All lines in which the word "Ajax" occurs are to be extracted.

# [Information supplied]

::::

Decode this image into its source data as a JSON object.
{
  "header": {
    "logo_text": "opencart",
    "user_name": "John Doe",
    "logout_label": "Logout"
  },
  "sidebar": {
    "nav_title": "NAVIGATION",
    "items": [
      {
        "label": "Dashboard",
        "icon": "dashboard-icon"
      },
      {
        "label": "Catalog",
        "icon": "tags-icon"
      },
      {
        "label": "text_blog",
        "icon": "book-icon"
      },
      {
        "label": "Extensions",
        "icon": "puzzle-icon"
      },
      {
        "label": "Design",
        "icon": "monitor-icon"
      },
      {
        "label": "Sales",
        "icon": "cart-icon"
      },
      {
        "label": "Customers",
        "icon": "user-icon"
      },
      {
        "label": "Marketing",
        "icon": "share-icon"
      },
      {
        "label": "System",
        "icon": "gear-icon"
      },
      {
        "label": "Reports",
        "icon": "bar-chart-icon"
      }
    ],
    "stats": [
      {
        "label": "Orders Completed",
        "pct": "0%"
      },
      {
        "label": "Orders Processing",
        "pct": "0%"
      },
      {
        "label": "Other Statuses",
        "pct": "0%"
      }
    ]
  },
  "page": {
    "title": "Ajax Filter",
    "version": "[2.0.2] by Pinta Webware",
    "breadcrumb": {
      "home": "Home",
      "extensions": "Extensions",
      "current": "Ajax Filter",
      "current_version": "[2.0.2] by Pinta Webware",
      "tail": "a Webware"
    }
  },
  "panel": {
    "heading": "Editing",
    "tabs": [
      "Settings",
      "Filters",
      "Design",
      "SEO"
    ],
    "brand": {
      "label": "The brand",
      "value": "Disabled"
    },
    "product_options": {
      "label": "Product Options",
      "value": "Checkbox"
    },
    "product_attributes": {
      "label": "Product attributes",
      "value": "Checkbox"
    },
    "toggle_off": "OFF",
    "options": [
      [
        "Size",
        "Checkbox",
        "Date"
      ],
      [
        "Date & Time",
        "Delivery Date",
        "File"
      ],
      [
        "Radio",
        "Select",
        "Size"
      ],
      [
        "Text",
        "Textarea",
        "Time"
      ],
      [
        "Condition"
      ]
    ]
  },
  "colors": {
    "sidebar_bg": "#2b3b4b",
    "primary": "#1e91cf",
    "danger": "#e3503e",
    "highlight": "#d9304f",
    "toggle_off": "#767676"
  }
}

::::

# [Worked answer]
    "title": "Ajax Filter",
      "current": "Ajax Filter",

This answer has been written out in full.